> Items listed in a dataset:
——

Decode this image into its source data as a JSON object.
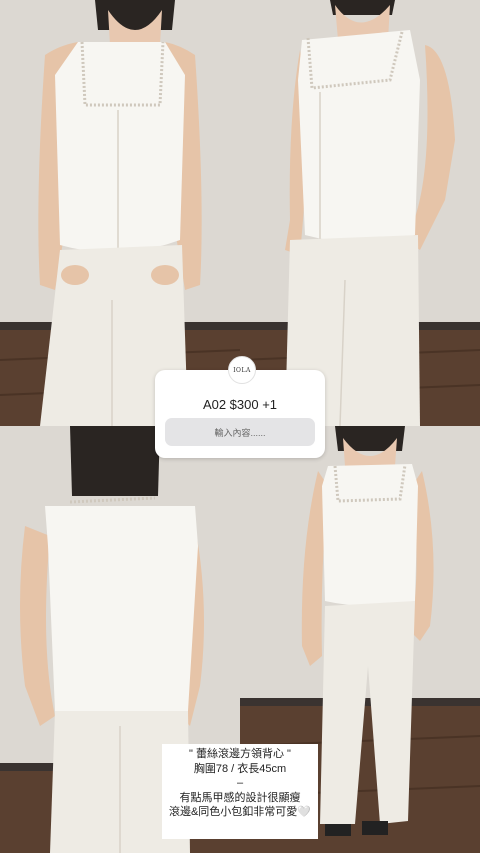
{
  "question_sticker": {
    "logo_text": "IOLA",
    "question": "A02 $300 +1",
    "input_placeholder": "輸入內容......"
  },
  "caption": {
    "lines": [
      "\" 蕾絲滾邊方領背心 \"",
      "胸圍78 / 衣長45cm",
      "–",
      "有點馬甲感的設計很顯瘦",
      "滾邊&同色小包釦非常可愛🤍"
    ]
  },
  "colors": {
    "wall": "#dcd8d2",
    "floor": "#5a4030",
    "garment": "#f7f6f2",
    "hair": "#2a2522"
  }
}
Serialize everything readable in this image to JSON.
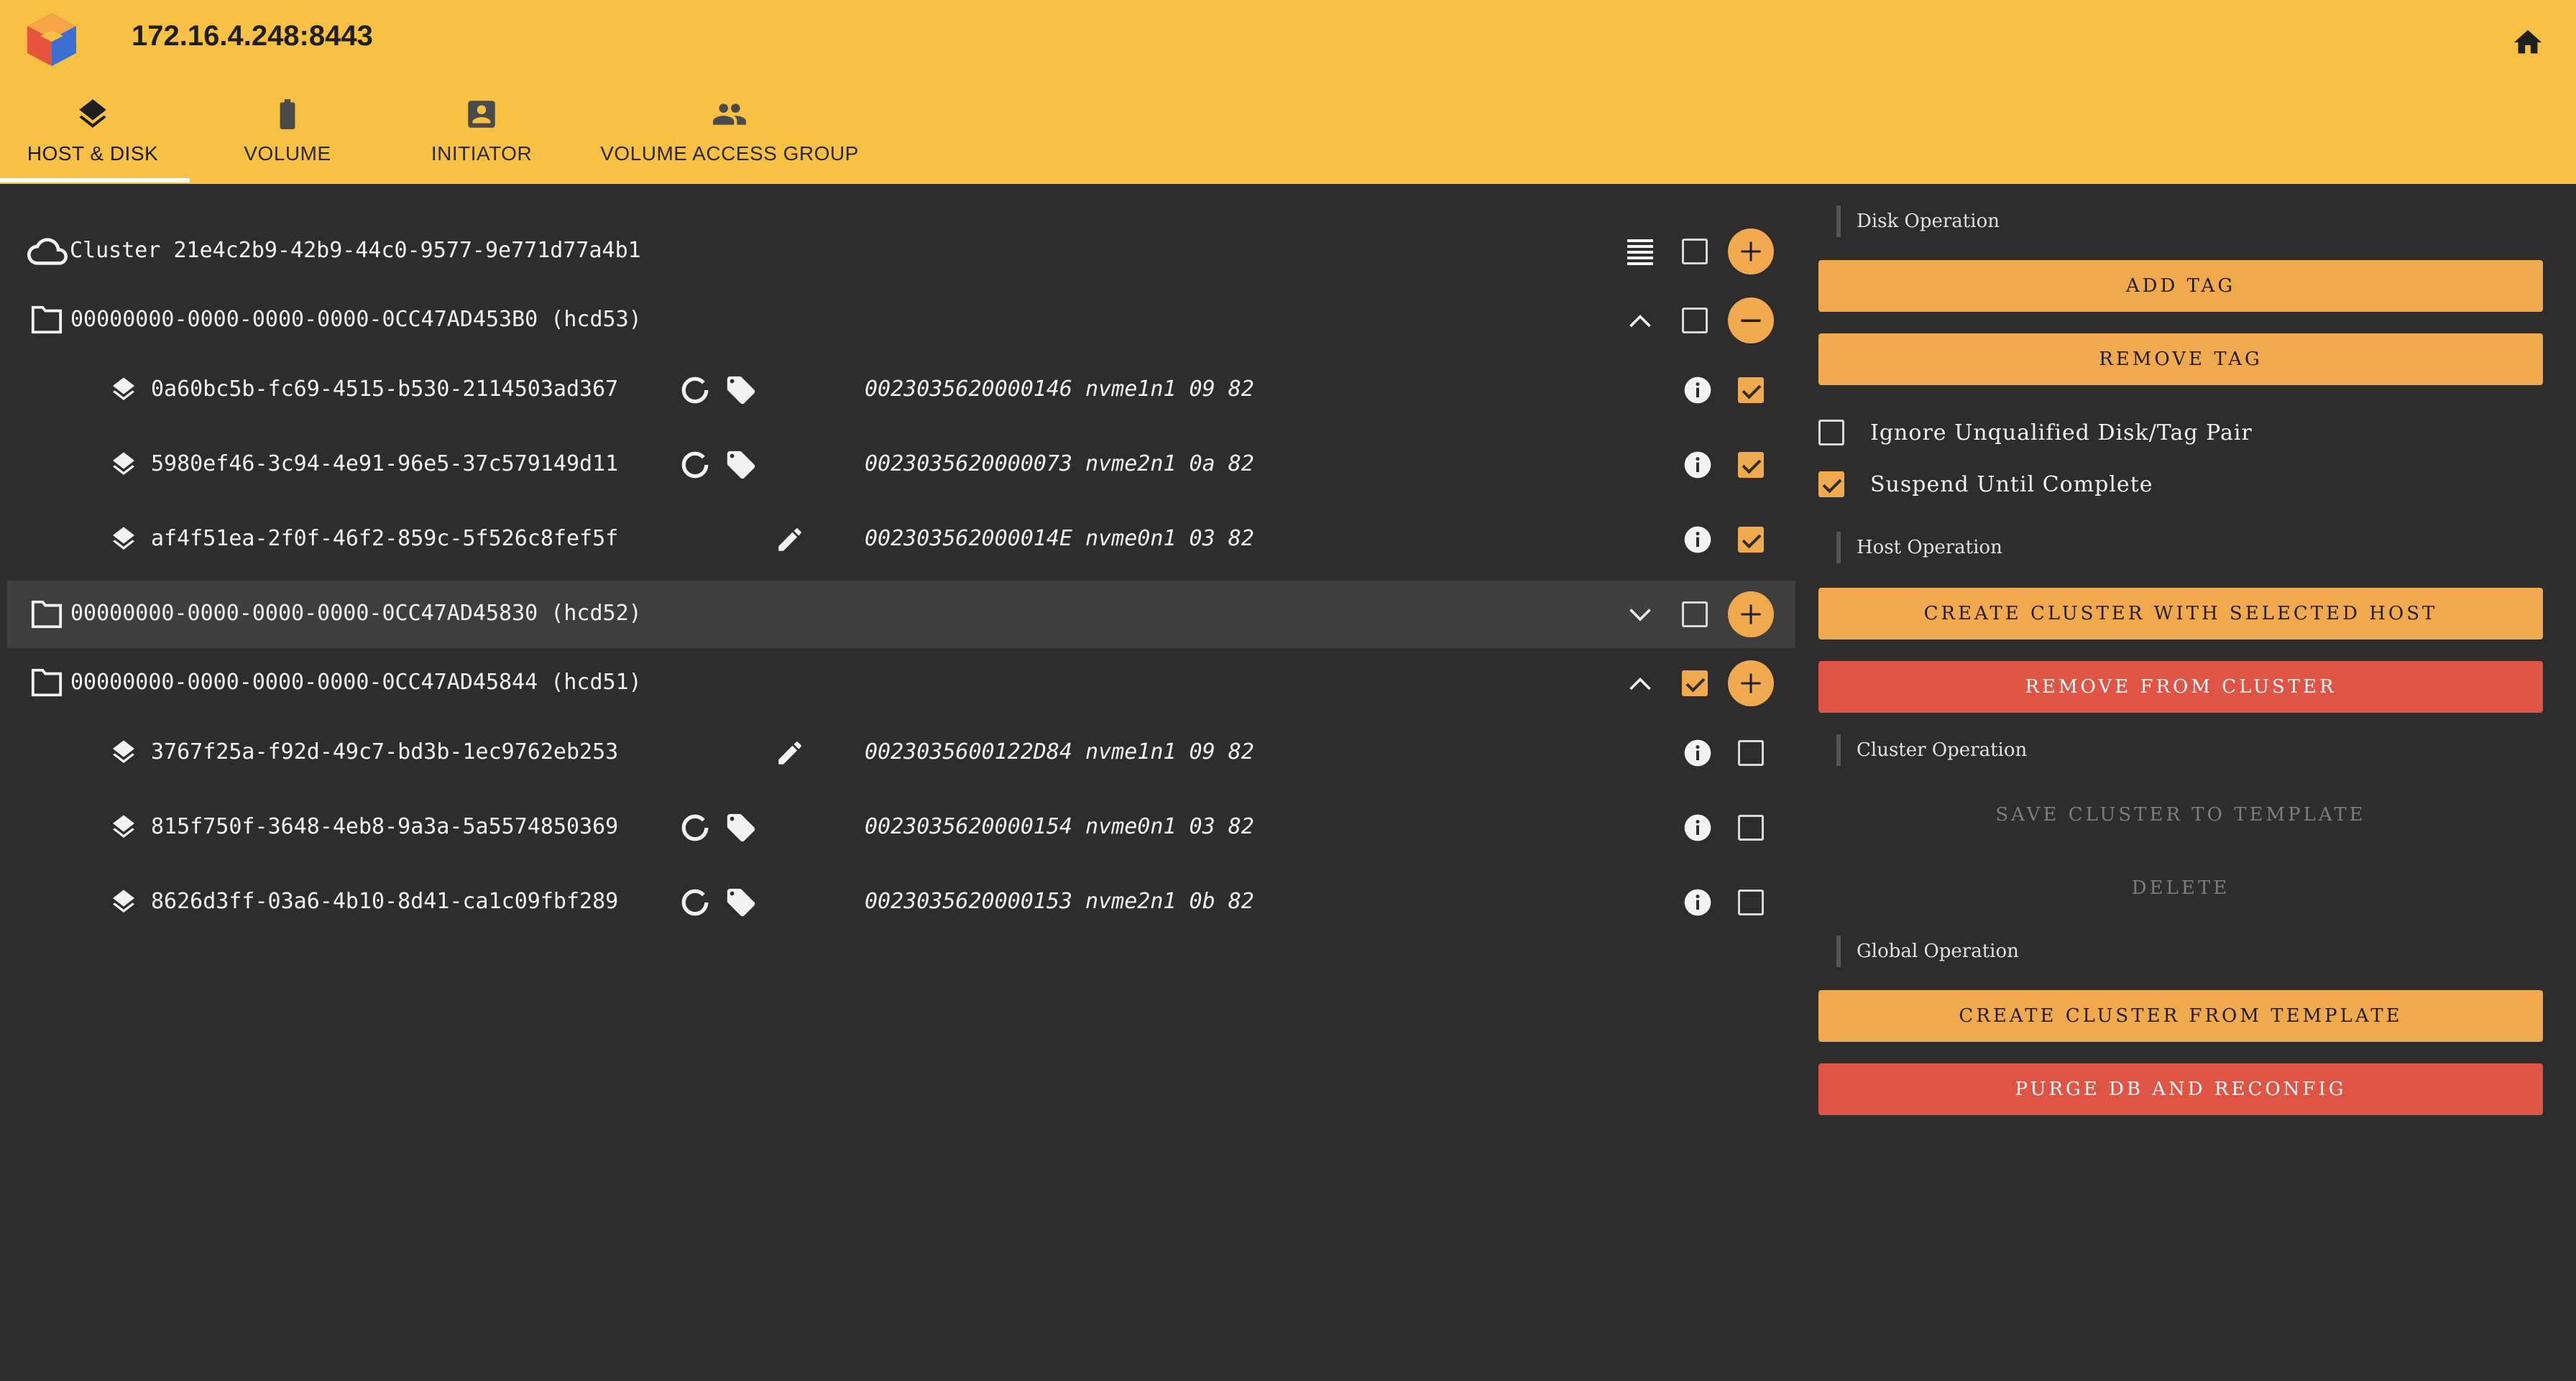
{
  "header": {
    "host": "172.16.4.248:8443",
    "tabs": [
      {
        "label": "HOST & DISK",
        "icon": "layers-icon",
        "active": true
      },
      {
        "label": "VOLUME",
        "icon": "battery-icon",
        "active": false
      },
      {
        "label": "INITIATOR",
        "icon": "account-box-icon",
        "active": false
      },
      {
        "label": "VOLUME ACCESS GROUP",
        "icon": "group-icon",
        "active": false
      }
    ]
  },
  "tree": {
    "cluster": {
      "label": "Cluster 21e4c2b9-42b9-44c0-9577-9e771d77a4b1",
      "checked": false
    },
    "hosts": [
      {
        "label": "00000000-0000-0000-0000-0CC47AD453B0 (hcd53)",
        "expanded": true,
        "checked": false,
        "action": "remove",
        "disks": [
          {
            "id": "0a60bc5b-fc69-4515-b530-2114503ad367",
            "meta": "0023035620000146 nvme1n1 09 82",
            "status": "tagged",
            "checked": true
          },
          {
            "id": "5980ef46-3c94-4e91-96e5-37c579149d11",
            "meta": "0023035620000073 nvme2n1 0a 82",
            "status": "tagged",
            "checked": true
          },
          {
            "id": "af4f51ea-2f0f-46f2-859c-5f526c8fef5f",
            "meta": "002303562000014E nvme0n1 03 82",
            "status": "editable",
            "checked": true
          }
        ]
      },
      {
        "label": "00000000-0000-0000-0000-0CC47AD45830 (hcd52)",
        "expanded": false,
        "checked": false,
        "action": "add",
        "disks": []
      },
      {
        "label": "00000000-0000-0000-0000-0CC47AD45844 (hcd51)",
        "expanded": true,
        "checked": true,
        "action": "add",
        "disks": [
          {
            "id": "3767f25a-f92d-49c7-bd3b-1ec9762eb253",
            "meta": "0023035600122D84 nvme1n1 09 82",
            "status": "editable",
            "checked": false
          },
          {
            "id": "815f750f-3648-4eb8-9a3a-5a5574850369",
            "meta": "0023035620000154 nvme0n1 03 82",
            "status": "tagged",
            "checked": false
          },
          {
            "id": "8626d3ff-03a6-4b10-8d41-ca1c09fbf289",
            "meta": "0023035620000153 nvme2n1 0b 82",
            "status": "tagged",
            "checked": false
          }
        ]
      }
    ]
  },
  "panel": {
    "disk_op_label": "Disk Operation",
    "add_tag": "ADD TAG",
    "remove_tag": "REMOVE TAG",
    "ignore_label": "Ignore Unqualified Disk/Tag Pair",
    "ignore_checked": false,
    "suspend_label": "Suspend Until Complete",
    "suspend_checked": true,
    "host_op_label": "Host Operation",
    "create_with_host": "CREATE CLUSTER WITH SELECTED HOST",
    "remove_from_cluster": "REMOVE FROM CLUSTER",
    "cluster_op_label": "Cluster Operation",
    "save_template": "SAVE CLUSTER TO TEMPLATE",
    "delete": "DELETE",
    "global_op_label": "Global Operation",
    "create_from_template": "CREATE CLUSTER FROM TEMPLATE",
    "purge": "PURGE DB AND RECONFIG"
  },
  "colors": {
    "header": "#f8c143",
    "accent": "#f1a94e",
    "danger": "#e05445",
    "background": "#2d2d2d"
  }
}
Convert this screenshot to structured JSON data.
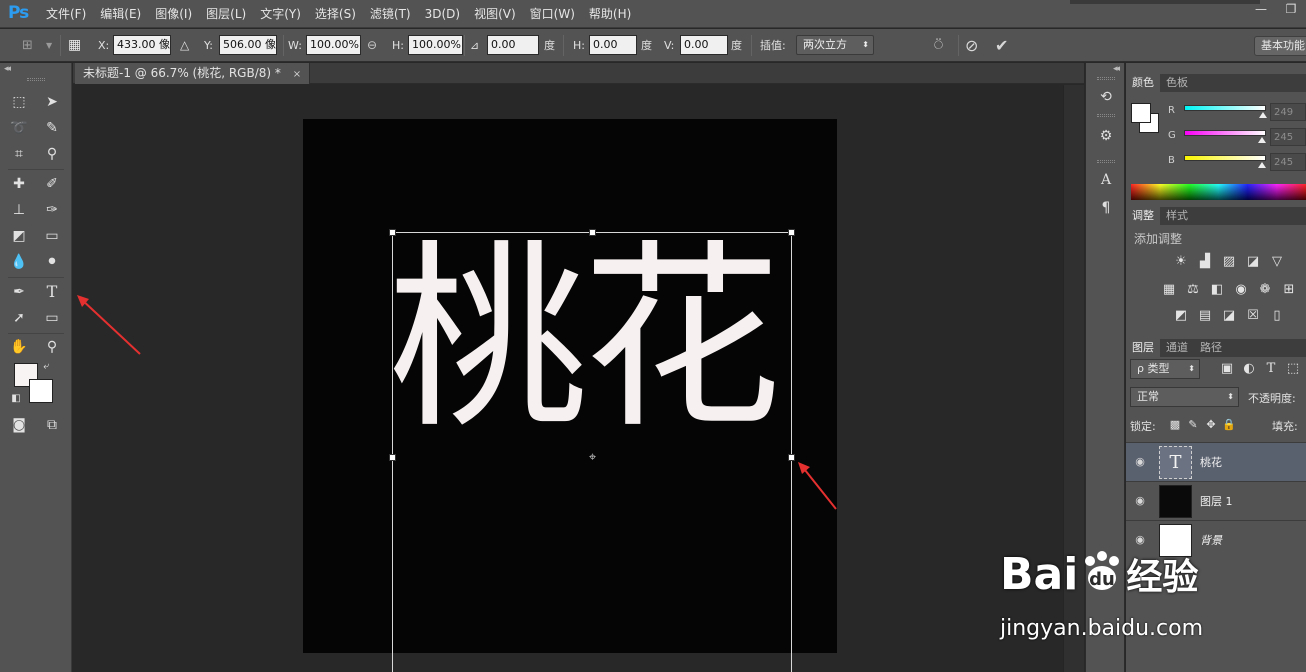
{
  "app": {
    "logo": "Ps"
  },
  "menu": [
    "文件(F)",
    "编辑(E)",
    "图像(I)",
    "图层(L)",
    "文字(Y)",
    "选择(S)",
    "滤镜(T)",
    "3D(D)",
    "视图(V)",
    "窗口(W)",
    "帮助(H)"
  ],
  "window_controls": {
    "minimize": "—",
    "restore": "❐"
  },
  "options": {
    "x_label": "X:",
    "x_value": "433.00 像",
    "y_label": "Y:",
    "y_value": "506.00 像",
    "w_label": "W:",
    "w_value": "100.00%",
    "h_label": "H:",
    "h_value": "100.00%",
    "angle_value": "0.00",
    "angle_unit": "度",
    "hskew_label": "H:",
    "hskew_value": "0.00",
    "hskew_unit": "度",
    "vskew_label": "V:",
    "vskew_value": "0.00",
    "vskew_unit": "度",
    "interp_label": "插值:",
    "interp_value": "两次立方",
    "workspace": "基本功能"
  },
  "document": {
    "tab_title": "未标题-1 @ 66.7% (桃花, RGB/8) *",
    "close": "×",
    "text_content": "桃花"
  },
  "color_panel": {
    "tabs": [
      "颜色",
      "色板"
    ],
    "r_label": "R",
    "r_value": "249",
    "g_label": "G",
    "g_value": "245",
    "b_label": "B",
    "b_value": "245"
  },
  "adjust_panel": {
    "tabs": [
      "调整",
      "样式"
    ],
    "hint": "添加调整"
  },
  "layers_panel": {
    "tabs": [
      "图层",
      "通道",
      "路径"
    ],
    "filter_kind": "ρ 类型",
    "blend_mode": "正常",
    "opacity_label": "不透明度:",
    "lock_label": "锁定:",
    "fill_label": "填充:",
    "layers": [
      {
        "name": "桃花",
        "thumb": "T"
      },
      {
        "name": "图层 1"
      },
      {
        "name": "背景"
      }
    ]
  },
  "watermark": {
    "brand": "Bai",
    "brand_suffix": "经验",
    "url": "jingyan.baidu.com"
  },
  "colors": {
    "accent_ps": "#2c9cf0",
    "arrow_red": "#e53030",
    "text_fill": "#f6f0f0"
  }
}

——

From the records given above, reproduce all text exactly and exclude each picture.

Decode this image into its source data as a JSON object.
{
  "question_sticker": {
    "logo_text": "IOLA",
    "question": "A02 $300 +1",
    "input_placeholder": "輸入內容......"
  },
  "caption": {
    "lines": [
      "\" 蕾絲滾邊方領背心 \"",
      "胸圍78 / 衣長45cm",
      "–",
      "有點馬甲感的設計很顯瘦",
      "滾邊&同色小包釦非常可愛🤍"
    ]
  },
  "colors": {
    "wall": "#dcd8d2",
    "floor": "#5a4030",
    "garment": "#f7f6f2",
    "hair": "#2a2522"
  }
}
Serialize everything readable in this image to JSON.
{
  "header": {
    "host": "172.16.4.248:8443",
    "tabs": [
      {
        "label": "HOST & DISK",
        "icon": "layers-icon",
        "active": true
      },
      {
        "label": "VOLUME",
        "icon": "battery-icon",
        "active": false
      },
      {
        "label": "INITIATOR",
        "icon": "account-box-icon",
        "active": false
      },
      {
        "label": "VOLUME ACCESS GROUP",
        "icon": "group-icon",
        "active": false
      }
    ]
  },
  "tree": {
    "cluster": {
      "label": "Cluster 21e4c2b9-42b9-44c0-9577-9e771d77a4b1",
      "checked": false
    },
    "hosts": [
      {
        "label": "00000000-0000-0000-0000-0CC47AD453B0 (hcd53)",
        "expanded": true,
        "checked": false,
        "action": "remove",
        "disks": [
          {
            "id": "0a60bc5b-fc69-4515-b530-2114503ad367",
            "meta": "0023035620000146 nvme1n1 09 82",
            "status": "tagged",
            "checked": true
          },
          {
            "id": "5980ef46-3c94-4e91-96e5-37c579149d11",
            "meta": "0023035620000073 nvme2n1 0a 82",
            "status": "tagged",
            "checked": true
          },
          {
            "id": "af4f51ea-2f0f-46f2-859c-5f526c8fef5f",
            "meta": "002303562000014E nvme0n1 03 82",
            "status": "editable",
            "checked": true
          }
        ]
      },
      {
        "label": "00000000-0000-0000-0000-0CC47AD45830 (hcd52)",
        "expanded": false,
        "checked": false,
        "action": "add",
        "disks": []
      },
      {
        "label": "00000000-0000-0000-0000-0CC47AD45844 (hcd51)",
        "expanded": true,
        "checked": true,
        "action": "add",
        "disks": [
          {
            "id": "3767f25a-f92d-49c7-bd3b-1ec9762eb253",
            "meta": "0023035600122D84 nvme1n1 09 82",
            "status": "editable",
            "checked": false
          },
          {
            "id": "815f750f-3648-4eb8-9a3a-5a5574850369",
            "meta": "0023035620000154 nvme0n1 03 82",
            "status": "tagged",
            "checked": false
          },
          {
            "id": "8626d3ff-03a6-4b10-8d41-ca1c09fbf289",
            "meta": "0023035620000153 nvme2n1 0b 82",
            "status": "tagged",
            "checked": false
          }
        ]
      }
    ]
  },
  "panel": {
    "disk_op_label": "Disk Operation",
    "add_tag": "ADD TAG",
    "remove_tag": "REMOVE TAG",
    "ignore_label": "Ignore Unqualified Disk/Tag Pair",
    "ignore_checked": false,
    "suspend_label": "Suspend Until Complete",
    "suspend_checked": true,
    "host_op_label": "Host Operation",
    "create_with_host": "CREATE CLUSTER WITH SELECTED HOST",
    "remove_from_cluster": "REMOVE FROM CLUSTER",
    "cluster_op_label": "Cluster Operation",
    "save_template": "SAVE CLUSTER TO TEMPLATE",
    "delete": "DELETE",
    "global_op_label": "Global Operation",
    "create_from_template": "CREATE CLUSTER FROM TEMPLATE",
    "purge": "PURGE DB AND RECONFIG"
  },
  "colors": {
    "header": "#f8c143",
    "accent": "#f1a94e",
    "danger": "#e05445",
    "background": "#2d2d2d"
  }
}
Convert this screenshot to structured JSON data.
{
  "app": {
    "logo": "Ps"
  },
  "menu": [
    "文件(F)",
    "编辑(E)",
    "图像(I)",
    "图层(L)",
    "文字(Y)",
    "选择(S)",
    "滤镜(T)",
    "3D(D)",
    "视图(V)",
    "窗口(W)",
    "帮助(H)"
  ],
  "window_controls": {
    "minimize": "—",
    "restore": "❐"
  },
  "options": {
    "x_label": "X:",
    "x_value": "433.00 像",
    "y_label": "Y:",
    "y_value": "506.00 像",
    "w_label": "W:",
    "w_value": "100.00%",
    "h_label": "H:",
    "h_value": "100.00%",
    "angle_value": "0.00",
    "angle_unit": "度",
    "hskew_label": "H:",
    "hskew_value": "0.00",
    "hskew_unit": "度",
    "vskew_label": "V:",
    "vskew_value": "0.00",
    "vskew_unit": "度",
    "interp_label": "插值:",
    "interp_value": "两次立方",
    "workspace": "基本功能"
  },
  "document": {
    "tab_title": "未标题-1 @ 66.7% (桃花, RGB/8) *",
    "close": "×",
    "text_content": "桃花"
  },
  "color_panel": {
    "tabs": [
      "颜色",
      "色板"
    ],
    "r_label": "R",
    "r_value": "249",
    "g_label": "G",
    "g_value": "245",
    "b_label": "B",
    "b_value": "245"
  },
  "adjust_panel": {
    "tabs": [
      "调整",
      "样式"
    ],
    "hint": "添加调整"
  },
  "layers_panel": {
    "tabs": [
      "图层",
      "通道",
      "路径"
    ],
    "filter_kind": "ρ 类型",
    "blend_mode": "正常",
    "opacity_label": "不透明度:",
    "lock_label": "锁定:",
    "fill_label": "填充:",
    "layers": [
      {
        "name": "桃花",
        "thumb": "T"
      },
      {
        "name": "图层 1"
      },
      {
        "name": "背景"
      }
    ]
  },
  "watermark": {
    "brand": "Bai",
    "brand_suffix": "经验",
    "url": "jingyan.baidu.com"
  },
  "colors": {
    "accent_ps": "#2c9cf0",
    "arrow_red": "#e53030",
    "text_fill": "#f6f0f0"
  }
}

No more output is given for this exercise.